**Stated problem:** In the material below, identify each line bearing the word "Escolha". Reproduce those lines.

________________

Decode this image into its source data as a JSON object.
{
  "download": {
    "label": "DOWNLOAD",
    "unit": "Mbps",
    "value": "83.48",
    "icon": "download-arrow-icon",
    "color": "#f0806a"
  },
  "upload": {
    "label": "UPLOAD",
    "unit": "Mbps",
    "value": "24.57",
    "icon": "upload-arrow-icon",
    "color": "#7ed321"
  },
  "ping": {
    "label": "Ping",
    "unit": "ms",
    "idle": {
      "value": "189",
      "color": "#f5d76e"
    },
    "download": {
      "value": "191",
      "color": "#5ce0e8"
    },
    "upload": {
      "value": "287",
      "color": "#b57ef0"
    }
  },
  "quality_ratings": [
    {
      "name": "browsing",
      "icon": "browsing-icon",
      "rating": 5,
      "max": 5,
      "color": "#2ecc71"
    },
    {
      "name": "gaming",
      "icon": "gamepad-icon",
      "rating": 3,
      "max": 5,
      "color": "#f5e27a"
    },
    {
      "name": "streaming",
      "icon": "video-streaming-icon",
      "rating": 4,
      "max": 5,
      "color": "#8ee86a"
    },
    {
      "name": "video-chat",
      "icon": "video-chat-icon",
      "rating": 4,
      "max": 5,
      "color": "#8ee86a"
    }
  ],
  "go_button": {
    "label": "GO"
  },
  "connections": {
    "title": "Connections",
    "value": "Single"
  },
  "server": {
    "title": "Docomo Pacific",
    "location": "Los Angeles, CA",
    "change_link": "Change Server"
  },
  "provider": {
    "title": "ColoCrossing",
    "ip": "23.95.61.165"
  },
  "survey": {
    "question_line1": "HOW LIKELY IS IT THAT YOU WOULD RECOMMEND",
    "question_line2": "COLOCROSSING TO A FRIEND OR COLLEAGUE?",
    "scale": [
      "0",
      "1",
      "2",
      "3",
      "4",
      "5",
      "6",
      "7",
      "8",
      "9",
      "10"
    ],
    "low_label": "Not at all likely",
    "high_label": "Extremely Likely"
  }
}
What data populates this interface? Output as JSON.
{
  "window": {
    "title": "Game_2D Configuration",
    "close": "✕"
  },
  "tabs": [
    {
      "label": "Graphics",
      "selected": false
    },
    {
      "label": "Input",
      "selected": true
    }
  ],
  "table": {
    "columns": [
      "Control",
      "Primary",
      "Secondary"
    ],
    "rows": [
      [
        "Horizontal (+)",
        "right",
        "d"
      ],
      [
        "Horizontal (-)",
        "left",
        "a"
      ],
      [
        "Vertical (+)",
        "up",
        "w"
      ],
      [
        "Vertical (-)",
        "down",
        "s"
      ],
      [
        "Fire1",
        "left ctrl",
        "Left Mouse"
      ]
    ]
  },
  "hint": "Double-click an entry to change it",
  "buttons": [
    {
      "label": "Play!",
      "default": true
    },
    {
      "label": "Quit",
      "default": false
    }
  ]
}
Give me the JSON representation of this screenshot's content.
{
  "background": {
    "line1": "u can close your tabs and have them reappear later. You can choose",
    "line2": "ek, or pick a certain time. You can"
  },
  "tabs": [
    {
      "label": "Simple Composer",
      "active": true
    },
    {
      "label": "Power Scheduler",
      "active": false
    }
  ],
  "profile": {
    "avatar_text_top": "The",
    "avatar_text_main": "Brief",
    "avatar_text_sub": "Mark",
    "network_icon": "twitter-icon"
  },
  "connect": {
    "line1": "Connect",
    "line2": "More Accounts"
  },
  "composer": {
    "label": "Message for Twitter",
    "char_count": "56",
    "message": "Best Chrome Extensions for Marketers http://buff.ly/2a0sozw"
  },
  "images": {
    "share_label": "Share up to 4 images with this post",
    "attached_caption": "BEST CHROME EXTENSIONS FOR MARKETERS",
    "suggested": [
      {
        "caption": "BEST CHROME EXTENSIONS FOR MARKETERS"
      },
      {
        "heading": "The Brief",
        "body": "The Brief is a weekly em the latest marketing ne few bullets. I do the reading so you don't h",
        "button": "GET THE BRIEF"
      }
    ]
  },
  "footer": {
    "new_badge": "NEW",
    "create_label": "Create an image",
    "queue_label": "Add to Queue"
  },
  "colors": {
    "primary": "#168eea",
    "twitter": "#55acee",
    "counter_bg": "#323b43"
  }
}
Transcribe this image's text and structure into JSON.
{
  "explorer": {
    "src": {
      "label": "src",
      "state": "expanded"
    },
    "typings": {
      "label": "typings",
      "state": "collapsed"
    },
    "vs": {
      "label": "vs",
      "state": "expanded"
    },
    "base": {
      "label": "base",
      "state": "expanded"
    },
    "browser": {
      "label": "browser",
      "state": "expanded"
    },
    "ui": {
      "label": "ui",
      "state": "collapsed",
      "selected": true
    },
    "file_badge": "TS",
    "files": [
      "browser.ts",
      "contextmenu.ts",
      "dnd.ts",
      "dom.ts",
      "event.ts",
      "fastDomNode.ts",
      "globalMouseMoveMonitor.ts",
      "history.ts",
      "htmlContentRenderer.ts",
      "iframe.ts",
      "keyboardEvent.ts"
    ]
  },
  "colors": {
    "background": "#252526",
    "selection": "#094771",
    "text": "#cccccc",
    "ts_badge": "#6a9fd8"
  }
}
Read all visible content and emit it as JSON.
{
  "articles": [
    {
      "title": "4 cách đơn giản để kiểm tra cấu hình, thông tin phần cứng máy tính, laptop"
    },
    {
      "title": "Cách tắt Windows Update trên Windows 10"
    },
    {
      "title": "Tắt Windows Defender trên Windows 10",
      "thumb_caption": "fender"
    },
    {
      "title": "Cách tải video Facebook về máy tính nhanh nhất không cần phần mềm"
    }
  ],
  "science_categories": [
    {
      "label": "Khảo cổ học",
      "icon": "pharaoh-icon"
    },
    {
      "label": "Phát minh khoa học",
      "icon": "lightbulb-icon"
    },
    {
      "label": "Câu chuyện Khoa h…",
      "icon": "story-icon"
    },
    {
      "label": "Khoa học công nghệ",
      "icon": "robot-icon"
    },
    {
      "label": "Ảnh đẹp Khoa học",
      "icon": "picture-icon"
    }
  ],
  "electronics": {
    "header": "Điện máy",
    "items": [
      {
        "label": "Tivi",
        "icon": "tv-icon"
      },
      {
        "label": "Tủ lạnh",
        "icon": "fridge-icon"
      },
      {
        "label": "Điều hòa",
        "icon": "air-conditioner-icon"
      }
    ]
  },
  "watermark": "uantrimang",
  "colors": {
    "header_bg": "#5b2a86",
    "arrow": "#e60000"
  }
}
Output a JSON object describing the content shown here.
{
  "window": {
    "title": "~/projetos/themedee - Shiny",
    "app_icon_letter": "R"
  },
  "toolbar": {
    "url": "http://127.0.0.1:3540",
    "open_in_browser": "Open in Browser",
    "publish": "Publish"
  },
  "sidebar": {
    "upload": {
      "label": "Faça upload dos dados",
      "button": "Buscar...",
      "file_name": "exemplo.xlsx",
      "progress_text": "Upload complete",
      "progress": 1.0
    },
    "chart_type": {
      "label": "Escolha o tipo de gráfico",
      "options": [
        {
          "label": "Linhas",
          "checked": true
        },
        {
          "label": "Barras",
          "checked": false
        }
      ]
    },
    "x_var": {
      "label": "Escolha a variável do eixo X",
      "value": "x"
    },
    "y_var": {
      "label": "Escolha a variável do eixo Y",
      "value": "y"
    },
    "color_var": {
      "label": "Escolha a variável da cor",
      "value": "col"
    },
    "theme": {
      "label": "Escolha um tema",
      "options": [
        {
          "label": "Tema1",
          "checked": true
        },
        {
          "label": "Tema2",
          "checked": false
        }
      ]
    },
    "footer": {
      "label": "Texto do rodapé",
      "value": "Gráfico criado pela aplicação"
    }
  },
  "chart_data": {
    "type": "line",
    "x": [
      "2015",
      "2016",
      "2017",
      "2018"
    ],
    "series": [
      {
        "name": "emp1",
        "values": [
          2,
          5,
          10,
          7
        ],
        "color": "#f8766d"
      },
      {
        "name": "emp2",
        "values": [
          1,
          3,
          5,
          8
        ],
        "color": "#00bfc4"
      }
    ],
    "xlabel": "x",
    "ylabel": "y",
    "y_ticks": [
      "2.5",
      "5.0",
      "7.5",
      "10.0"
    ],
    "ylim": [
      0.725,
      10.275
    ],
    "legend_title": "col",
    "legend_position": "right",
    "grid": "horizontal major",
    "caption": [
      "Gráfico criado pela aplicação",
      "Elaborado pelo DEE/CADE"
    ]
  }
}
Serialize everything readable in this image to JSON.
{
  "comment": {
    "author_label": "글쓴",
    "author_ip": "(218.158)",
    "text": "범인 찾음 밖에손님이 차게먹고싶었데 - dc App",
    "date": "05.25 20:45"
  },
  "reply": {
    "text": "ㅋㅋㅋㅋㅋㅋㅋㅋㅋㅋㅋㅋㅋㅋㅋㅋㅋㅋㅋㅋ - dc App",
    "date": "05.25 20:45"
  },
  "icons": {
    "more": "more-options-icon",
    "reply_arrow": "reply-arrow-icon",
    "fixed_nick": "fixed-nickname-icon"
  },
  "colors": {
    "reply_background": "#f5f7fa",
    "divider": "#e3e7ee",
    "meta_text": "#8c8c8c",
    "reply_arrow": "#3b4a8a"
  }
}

________________

**Result:**
      "label": "Escolha o tipo de gráfico",
      "label": "Escolha a variável do eixo X",
      "label": "Escolha a variável do eixo Y",
      "label": "Escolha a variável da cor",
      "label": "Escolha um tema",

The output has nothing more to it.